• What you have to do:
Scan the data below. Pull out each line where "Prawn" occurs.

• Records excerpted from a collection:
○ ○ ○ ○ ○ ○ ○
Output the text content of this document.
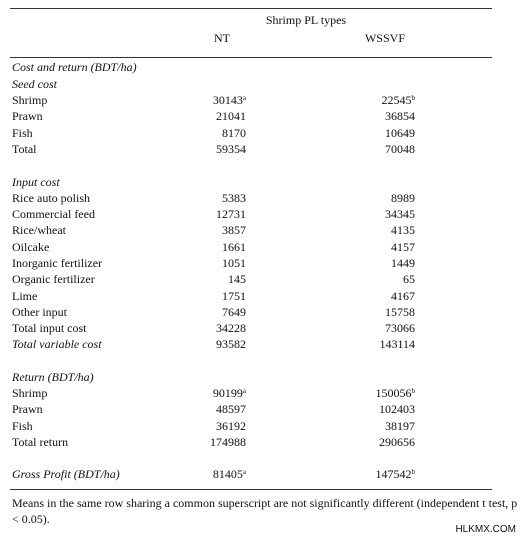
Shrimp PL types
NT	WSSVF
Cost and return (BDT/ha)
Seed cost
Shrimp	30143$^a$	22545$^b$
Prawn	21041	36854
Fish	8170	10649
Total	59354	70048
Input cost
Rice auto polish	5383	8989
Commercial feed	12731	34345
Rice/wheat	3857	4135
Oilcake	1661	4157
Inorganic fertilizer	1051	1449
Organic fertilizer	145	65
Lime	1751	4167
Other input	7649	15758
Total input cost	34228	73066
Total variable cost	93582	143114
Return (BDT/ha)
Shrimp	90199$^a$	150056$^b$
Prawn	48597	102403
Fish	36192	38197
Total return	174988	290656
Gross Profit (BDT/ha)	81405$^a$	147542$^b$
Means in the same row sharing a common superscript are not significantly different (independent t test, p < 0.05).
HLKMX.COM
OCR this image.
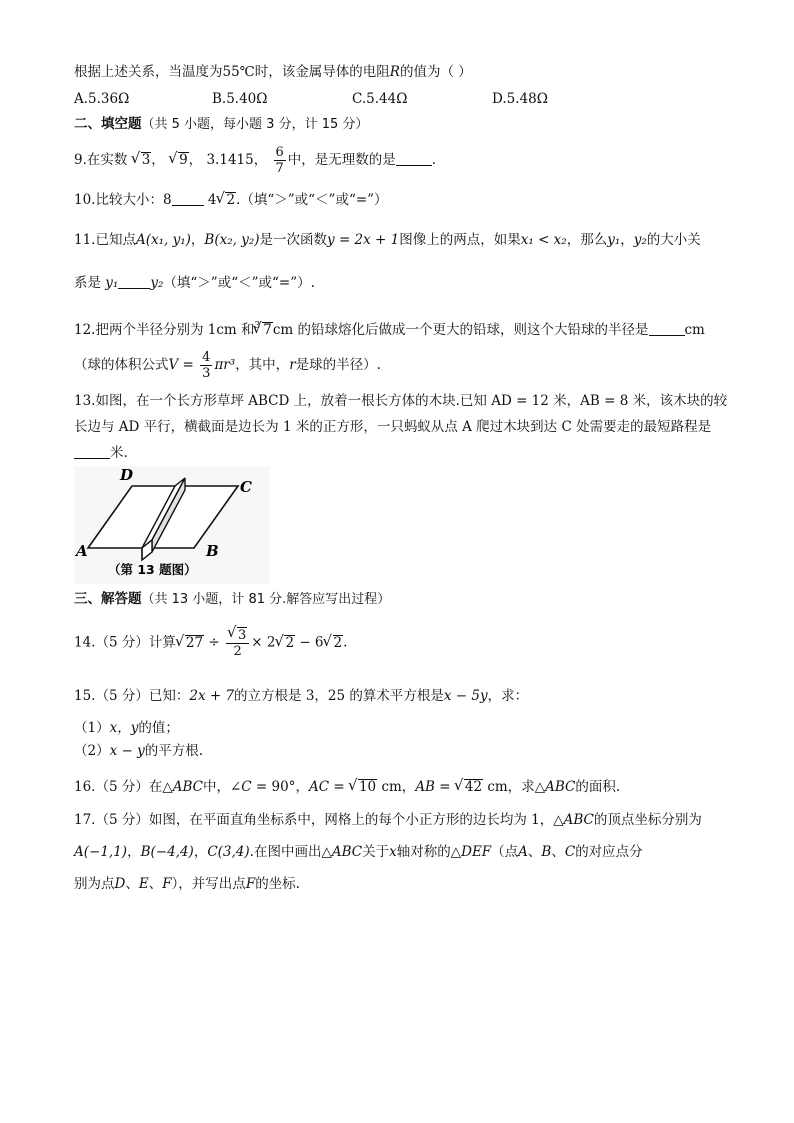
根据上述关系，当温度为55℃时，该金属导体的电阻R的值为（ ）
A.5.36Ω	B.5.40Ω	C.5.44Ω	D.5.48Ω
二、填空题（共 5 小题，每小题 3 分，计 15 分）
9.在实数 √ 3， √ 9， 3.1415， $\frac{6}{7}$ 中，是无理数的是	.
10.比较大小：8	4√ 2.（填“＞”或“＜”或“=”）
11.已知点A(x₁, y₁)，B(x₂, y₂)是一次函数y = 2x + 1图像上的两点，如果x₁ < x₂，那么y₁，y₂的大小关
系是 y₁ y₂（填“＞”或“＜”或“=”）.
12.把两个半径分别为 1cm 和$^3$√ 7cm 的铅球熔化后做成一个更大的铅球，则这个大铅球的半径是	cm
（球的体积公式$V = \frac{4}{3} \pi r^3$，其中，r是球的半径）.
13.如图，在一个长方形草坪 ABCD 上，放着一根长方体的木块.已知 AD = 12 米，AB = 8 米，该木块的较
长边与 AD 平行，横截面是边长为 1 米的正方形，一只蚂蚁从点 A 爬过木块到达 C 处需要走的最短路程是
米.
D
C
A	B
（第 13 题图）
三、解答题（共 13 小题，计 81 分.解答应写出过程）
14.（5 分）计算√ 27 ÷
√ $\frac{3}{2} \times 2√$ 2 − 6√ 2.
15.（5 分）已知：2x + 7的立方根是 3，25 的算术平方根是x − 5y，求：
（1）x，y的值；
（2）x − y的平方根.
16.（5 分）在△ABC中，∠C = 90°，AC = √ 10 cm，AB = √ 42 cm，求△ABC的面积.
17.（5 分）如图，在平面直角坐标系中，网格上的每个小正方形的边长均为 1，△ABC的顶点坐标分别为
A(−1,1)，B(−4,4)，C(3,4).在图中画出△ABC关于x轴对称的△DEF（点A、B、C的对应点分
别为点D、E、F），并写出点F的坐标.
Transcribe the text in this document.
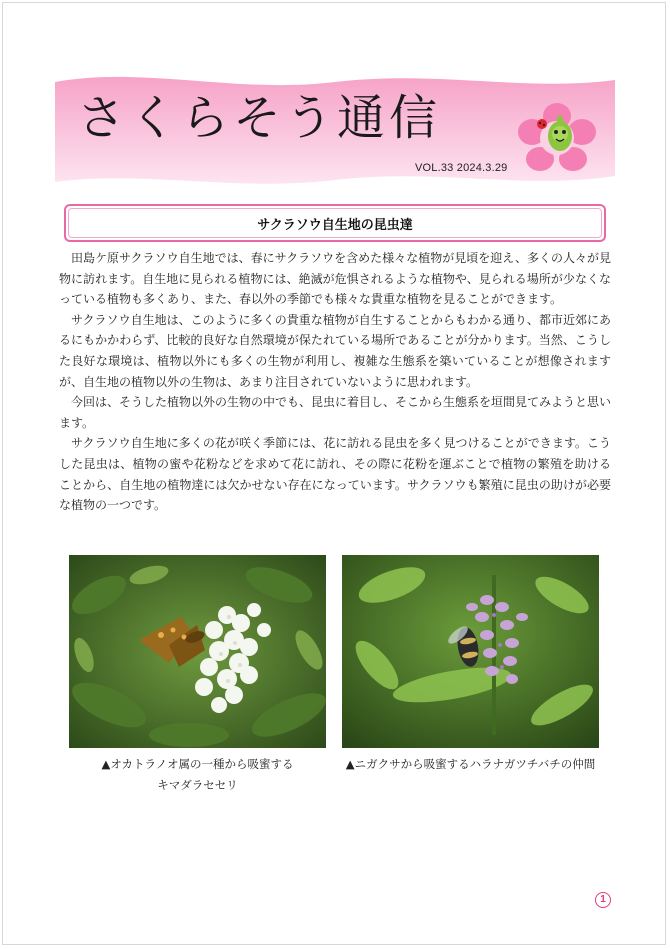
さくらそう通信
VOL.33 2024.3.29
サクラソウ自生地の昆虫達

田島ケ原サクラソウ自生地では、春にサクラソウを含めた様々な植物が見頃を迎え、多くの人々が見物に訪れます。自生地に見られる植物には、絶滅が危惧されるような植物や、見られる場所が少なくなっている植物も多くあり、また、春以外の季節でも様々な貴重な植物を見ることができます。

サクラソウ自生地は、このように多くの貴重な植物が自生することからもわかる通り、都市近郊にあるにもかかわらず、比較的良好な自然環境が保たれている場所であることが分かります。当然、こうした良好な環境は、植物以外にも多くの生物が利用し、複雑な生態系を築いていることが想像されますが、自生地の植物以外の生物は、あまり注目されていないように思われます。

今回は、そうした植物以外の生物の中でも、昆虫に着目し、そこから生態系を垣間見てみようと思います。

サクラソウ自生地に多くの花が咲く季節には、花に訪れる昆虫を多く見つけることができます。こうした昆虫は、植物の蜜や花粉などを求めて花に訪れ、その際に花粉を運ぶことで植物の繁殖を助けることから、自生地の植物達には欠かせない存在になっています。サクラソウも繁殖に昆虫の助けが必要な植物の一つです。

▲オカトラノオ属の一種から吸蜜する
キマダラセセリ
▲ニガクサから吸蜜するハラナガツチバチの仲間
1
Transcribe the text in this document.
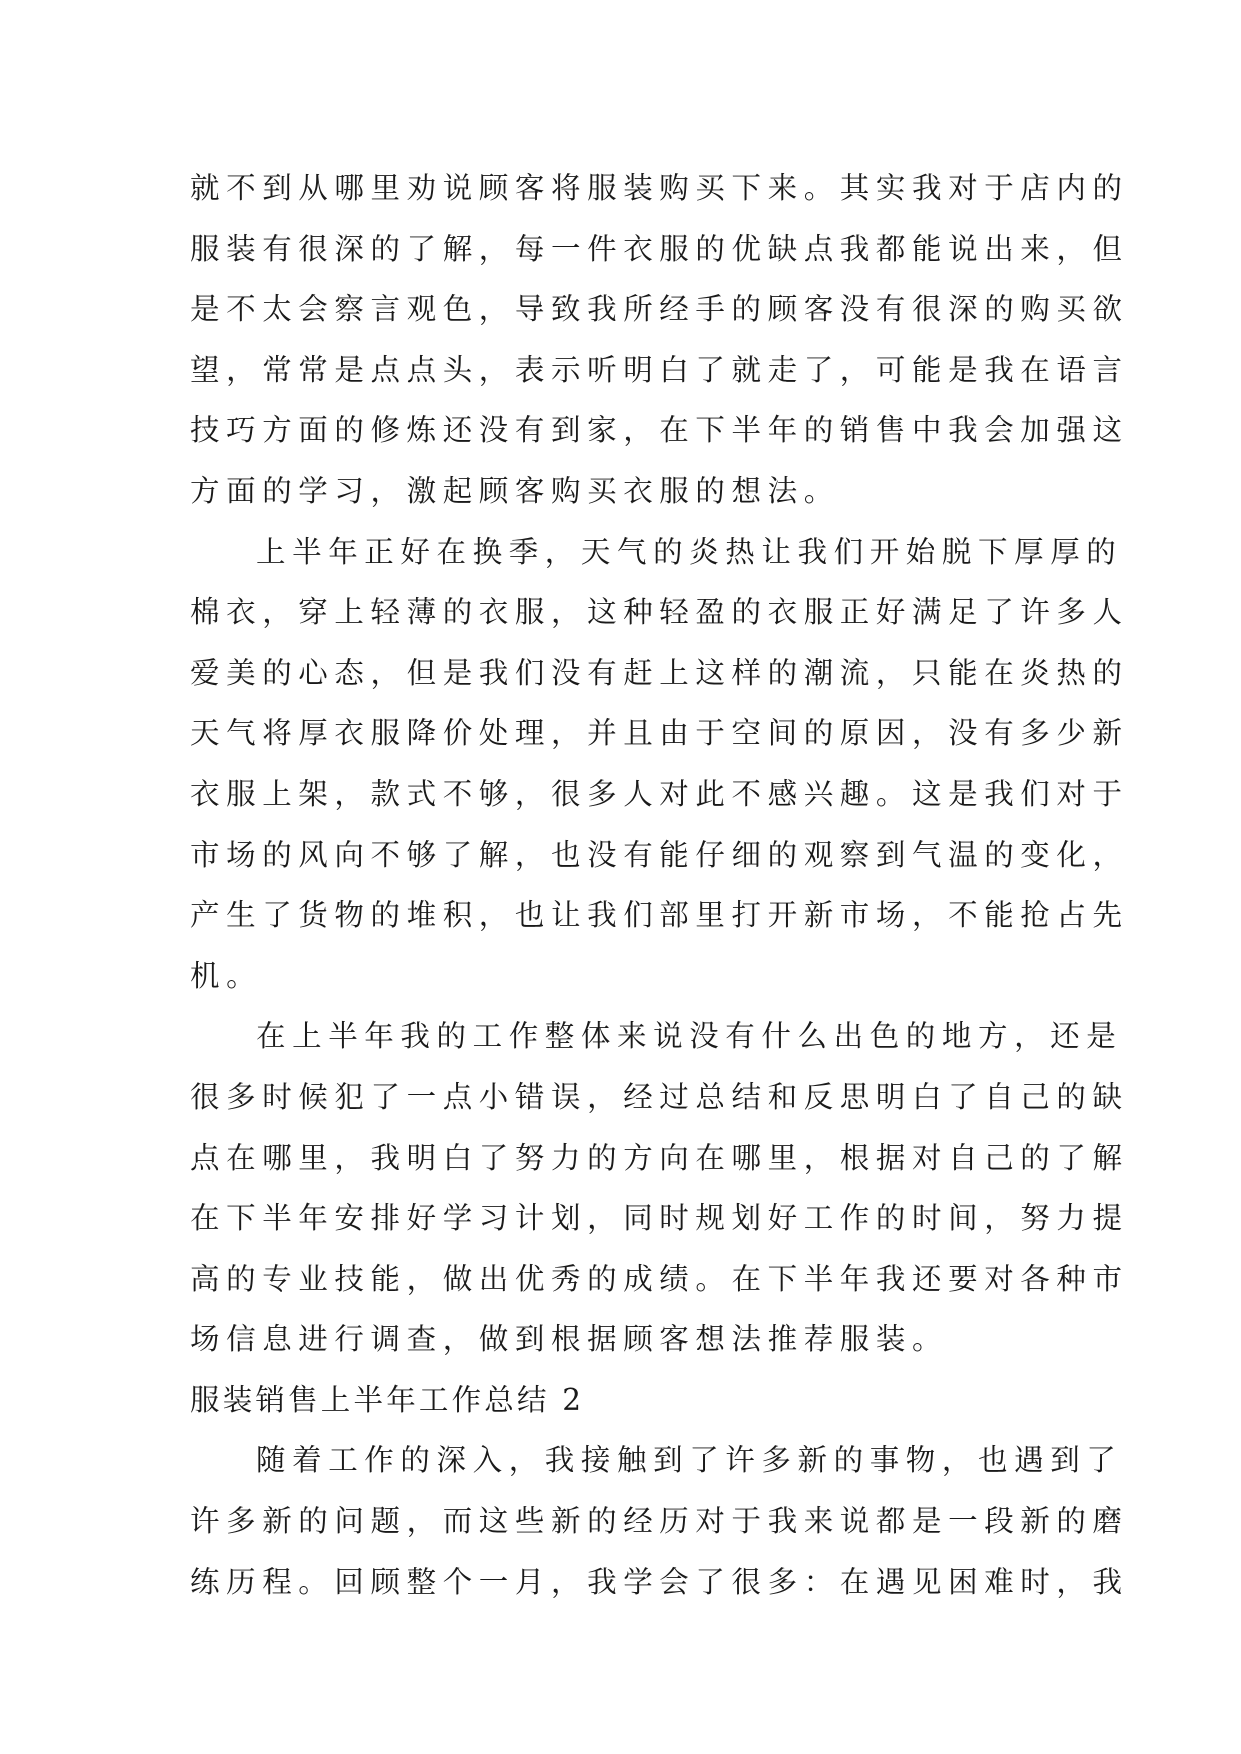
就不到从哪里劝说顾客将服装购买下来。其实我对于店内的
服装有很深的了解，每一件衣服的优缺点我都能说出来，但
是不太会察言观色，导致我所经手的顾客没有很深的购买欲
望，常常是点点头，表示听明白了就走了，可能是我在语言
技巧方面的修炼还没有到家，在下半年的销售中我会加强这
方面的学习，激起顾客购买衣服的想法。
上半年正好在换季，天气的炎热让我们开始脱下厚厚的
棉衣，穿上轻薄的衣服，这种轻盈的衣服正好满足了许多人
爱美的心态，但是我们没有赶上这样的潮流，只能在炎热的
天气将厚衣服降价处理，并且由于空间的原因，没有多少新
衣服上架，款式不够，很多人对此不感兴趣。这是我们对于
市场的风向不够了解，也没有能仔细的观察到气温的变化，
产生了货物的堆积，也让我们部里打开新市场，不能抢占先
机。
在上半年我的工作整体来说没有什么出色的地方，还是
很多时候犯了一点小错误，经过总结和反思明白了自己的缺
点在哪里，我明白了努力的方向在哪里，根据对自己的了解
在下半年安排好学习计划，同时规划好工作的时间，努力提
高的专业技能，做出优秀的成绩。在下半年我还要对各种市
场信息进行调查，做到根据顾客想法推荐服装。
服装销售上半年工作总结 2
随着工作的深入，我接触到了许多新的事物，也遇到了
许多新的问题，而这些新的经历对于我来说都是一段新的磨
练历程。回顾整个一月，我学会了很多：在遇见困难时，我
○ ○ ○ ○ ○ ○ ○
• Result for this task:
Prawn	21041	36854
Prawn	48597	102403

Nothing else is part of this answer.